» EXERCISE DESCRIPTION: Reproduce the full listing that appears beneath this instruction exactly.

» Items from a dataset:

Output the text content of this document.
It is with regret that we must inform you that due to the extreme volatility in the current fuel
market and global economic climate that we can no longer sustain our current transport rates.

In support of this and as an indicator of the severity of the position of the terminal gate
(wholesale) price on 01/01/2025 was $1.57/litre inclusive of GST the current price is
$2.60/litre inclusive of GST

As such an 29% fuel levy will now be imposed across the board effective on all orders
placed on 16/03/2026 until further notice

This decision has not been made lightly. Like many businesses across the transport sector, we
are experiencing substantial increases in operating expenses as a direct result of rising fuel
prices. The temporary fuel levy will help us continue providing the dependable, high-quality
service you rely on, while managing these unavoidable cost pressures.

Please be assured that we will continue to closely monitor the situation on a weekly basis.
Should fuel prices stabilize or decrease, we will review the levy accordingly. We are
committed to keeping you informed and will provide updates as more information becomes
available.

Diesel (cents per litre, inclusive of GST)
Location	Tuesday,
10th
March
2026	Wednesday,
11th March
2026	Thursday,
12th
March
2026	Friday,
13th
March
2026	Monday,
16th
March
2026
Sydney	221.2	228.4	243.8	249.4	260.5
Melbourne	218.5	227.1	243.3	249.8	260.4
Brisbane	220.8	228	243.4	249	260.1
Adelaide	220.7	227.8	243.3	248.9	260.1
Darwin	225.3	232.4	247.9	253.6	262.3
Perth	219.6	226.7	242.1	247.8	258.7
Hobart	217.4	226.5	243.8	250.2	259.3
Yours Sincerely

» ANSWER TO THIS EXERCISE:
Output the text content of this document.
It is with regret that we must inform you that due to the extreme volatility in the current fuel
market and global economic climate that we can no longer sustain our current transport rates.

In support of this and as an indicator of the severity of the position of the terminal gate
(wholesale) price on 01/01/2025 was $1.57/litre inclusive of GST the current price is
$2.60/litre inclusive of GST

As such an 29% fuel levy will now be imposed across the board effective on all orders
placed on 16/03/2026 until further notice

This decision has not been made lightly. Like many businesses across the transport sector, we
are experiencing substantial increases in operating expenses as a direct result of rising fuel
prices. The temporary fuel levy will help us continue providing the dependable, high-quality
service you rely on, while managing these unavoidable cost pressures.

Please be assured that we will continue to closely monitor the situation on a weekly basis.
Should fuel prices stabilize or decrease, we will review the levy accordingly. We are
committed to keeping you informed and will provide updates as more information becomes
available.

Diesel (cents per litre, inclusive of GST)
Location	Tuesday,
10th
March
2026	Wednesday,
11th March
2026	Thursday,
12th
March
2026	Friday,
13th
March
2026	Monday,
16th
March
2026
Sydney	221.2	228.4	243.8	249.4	260.5
Melbourne	218.5	227.1	243.3	249.8	260.4
Brisbane	220.8	228	243.4	249	260.1
Adelaide	220.7	227.8	243.3	248.9	260.1
Darwin	225.3	232.4	247.9	253.6	262.3
Perth	219.6	226.7	242.1	247.8	258.7
Hobart	217.4	226.5	243.8	250.2	259.3
Yours Sincerely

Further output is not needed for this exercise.